» **Problem description**
Locate the word "JSON" in the material, then show every line that holds it.

:: Task material ::

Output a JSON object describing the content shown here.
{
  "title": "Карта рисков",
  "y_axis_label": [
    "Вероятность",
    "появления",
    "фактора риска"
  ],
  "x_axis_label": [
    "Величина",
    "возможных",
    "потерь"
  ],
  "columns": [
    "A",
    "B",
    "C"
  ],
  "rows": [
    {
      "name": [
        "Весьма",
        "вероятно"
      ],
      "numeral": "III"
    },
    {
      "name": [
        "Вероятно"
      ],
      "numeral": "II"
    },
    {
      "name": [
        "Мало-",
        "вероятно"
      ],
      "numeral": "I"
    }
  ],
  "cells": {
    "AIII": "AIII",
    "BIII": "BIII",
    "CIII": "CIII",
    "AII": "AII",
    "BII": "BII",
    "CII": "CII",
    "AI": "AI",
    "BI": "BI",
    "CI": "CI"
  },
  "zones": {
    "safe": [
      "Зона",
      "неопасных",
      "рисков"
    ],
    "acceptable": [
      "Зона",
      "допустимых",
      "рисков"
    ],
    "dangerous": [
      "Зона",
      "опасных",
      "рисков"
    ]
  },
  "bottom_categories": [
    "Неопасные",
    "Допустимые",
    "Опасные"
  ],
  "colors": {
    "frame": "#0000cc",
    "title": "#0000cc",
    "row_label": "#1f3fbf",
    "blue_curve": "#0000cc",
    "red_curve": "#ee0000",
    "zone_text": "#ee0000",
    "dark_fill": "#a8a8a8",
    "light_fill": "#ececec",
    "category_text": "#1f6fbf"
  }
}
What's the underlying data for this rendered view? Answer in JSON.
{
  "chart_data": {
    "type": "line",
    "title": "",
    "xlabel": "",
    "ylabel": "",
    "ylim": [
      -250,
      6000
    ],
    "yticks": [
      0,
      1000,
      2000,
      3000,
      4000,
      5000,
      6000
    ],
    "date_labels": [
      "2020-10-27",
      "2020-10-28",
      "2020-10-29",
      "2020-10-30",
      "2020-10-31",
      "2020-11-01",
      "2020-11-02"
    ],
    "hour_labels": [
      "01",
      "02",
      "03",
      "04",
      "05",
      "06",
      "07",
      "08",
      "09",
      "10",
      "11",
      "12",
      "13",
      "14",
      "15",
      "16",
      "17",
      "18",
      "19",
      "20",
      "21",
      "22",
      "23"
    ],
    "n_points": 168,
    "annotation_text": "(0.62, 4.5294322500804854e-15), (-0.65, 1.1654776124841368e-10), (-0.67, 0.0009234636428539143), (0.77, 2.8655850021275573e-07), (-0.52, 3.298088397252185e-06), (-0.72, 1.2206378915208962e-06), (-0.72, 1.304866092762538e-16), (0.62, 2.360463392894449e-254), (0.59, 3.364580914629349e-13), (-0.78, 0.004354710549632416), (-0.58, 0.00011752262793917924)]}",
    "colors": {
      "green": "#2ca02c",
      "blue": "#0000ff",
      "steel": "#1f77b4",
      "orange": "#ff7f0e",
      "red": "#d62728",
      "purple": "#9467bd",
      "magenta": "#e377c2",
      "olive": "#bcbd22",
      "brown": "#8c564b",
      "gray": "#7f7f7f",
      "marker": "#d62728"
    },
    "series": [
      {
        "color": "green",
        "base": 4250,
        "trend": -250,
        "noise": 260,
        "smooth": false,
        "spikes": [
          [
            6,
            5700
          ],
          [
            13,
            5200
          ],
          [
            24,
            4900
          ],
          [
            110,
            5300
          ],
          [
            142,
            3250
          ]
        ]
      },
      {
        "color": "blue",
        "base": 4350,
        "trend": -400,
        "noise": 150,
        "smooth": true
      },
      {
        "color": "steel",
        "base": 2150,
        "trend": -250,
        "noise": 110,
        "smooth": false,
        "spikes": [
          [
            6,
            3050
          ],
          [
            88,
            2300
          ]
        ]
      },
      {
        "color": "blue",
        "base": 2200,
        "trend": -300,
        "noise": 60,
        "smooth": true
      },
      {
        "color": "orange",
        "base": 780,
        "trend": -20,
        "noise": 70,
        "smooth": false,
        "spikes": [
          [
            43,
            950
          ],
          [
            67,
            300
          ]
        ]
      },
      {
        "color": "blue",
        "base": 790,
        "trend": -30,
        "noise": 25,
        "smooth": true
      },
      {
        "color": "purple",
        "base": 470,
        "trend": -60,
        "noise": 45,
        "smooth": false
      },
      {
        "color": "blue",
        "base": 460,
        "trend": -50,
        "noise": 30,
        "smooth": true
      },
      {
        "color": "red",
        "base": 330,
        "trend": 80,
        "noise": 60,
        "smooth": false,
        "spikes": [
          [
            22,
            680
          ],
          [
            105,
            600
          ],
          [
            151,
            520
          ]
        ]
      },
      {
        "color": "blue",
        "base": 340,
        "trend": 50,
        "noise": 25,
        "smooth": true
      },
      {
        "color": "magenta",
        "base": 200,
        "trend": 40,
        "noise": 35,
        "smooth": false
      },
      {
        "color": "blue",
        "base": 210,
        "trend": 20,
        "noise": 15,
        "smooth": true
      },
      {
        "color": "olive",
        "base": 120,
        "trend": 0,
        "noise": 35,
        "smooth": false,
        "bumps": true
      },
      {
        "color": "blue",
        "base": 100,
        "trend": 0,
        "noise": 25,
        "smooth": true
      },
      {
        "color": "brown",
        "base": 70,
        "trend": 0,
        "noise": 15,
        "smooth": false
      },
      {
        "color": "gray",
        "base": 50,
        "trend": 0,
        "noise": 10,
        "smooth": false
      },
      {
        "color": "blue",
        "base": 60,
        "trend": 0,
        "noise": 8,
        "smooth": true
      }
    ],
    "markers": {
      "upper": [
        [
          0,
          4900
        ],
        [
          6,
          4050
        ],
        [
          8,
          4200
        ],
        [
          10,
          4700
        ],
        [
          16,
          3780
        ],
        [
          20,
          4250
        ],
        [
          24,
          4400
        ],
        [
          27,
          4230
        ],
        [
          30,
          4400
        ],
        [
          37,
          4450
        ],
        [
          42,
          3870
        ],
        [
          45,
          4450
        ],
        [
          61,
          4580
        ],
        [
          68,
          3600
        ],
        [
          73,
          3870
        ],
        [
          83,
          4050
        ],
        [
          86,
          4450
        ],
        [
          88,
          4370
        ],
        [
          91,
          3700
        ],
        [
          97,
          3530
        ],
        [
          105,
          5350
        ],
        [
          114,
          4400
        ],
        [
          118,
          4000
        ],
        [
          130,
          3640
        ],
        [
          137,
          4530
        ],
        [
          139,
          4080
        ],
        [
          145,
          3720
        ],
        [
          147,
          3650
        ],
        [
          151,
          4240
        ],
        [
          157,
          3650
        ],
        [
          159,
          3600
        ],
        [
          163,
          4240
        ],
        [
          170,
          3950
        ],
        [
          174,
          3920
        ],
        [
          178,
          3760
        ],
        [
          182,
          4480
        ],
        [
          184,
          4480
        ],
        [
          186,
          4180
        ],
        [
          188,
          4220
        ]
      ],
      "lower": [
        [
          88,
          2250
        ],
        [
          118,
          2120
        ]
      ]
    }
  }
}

:::

» **Reply to the exercise**
Output a JSON object describing the content shown here.
What's the underlying data for this rendered view? Answer in JSON.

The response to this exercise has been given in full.